● What you are asked to do
Count the lines below that contain the word "this" and give only that number.

● Data under study
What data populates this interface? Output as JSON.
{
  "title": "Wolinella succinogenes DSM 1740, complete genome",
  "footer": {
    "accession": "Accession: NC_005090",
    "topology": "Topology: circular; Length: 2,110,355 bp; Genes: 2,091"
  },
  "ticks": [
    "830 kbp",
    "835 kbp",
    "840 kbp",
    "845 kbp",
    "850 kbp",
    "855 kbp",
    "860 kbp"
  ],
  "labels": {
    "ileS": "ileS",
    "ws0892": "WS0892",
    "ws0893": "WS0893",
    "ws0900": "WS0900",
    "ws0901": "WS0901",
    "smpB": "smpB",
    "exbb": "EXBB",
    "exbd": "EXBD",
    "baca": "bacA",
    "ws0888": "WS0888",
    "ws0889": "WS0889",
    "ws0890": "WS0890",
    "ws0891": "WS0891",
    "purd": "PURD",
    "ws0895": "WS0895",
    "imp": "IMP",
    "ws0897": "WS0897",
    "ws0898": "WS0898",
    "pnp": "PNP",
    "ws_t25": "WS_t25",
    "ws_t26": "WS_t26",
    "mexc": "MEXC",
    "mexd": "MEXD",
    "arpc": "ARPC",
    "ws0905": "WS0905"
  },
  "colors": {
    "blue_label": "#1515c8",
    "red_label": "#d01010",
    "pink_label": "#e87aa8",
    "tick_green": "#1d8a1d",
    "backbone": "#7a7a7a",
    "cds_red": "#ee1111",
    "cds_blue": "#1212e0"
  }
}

...

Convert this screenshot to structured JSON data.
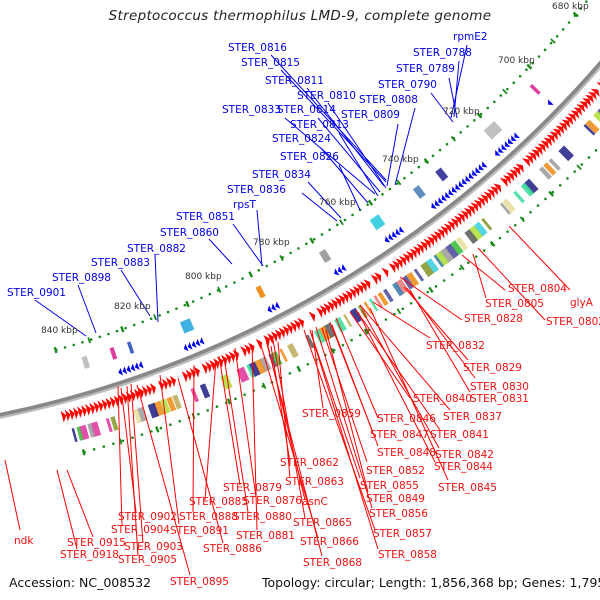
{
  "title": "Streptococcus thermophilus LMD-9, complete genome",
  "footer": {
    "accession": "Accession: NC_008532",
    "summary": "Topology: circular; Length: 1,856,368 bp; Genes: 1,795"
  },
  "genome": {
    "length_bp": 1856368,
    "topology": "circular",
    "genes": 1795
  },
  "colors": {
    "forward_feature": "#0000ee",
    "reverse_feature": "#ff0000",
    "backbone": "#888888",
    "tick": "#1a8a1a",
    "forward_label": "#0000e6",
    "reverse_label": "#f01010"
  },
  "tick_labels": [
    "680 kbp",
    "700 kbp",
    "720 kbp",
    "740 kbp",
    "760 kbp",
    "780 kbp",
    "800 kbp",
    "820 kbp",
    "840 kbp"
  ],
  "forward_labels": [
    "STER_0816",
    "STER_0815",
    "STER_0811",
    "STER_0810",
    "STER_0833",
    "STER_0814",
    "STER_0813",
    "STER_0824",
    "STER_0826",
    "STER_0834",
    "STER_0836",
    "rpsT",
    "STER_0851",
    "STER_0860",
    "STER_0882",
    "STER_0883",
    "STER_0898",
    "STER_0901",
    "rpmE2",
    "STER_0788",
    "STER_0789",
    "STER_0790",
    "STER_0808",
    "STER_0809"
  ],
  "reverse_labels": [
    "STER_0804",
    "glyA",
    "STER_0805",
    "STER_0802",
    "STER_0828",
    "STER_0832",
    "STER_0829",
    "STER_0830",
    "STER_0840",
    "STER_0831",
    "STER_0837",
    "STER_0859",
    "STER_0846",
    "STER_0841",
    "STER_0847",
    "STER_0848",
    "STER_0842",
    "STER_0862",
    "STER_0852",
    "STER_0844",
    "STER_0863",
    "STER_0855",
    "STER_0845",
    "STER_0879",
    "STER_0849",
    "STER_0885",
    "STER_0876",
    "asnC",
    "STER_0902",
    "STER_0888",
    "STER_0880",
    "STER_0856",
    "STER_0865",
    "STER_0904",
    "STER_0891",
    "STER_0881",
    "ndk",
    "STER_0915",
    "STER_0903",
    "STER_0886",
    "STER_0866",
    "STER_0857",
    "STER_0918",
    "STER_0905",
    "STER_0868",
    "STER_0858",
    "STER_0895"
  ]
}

● Answer space
2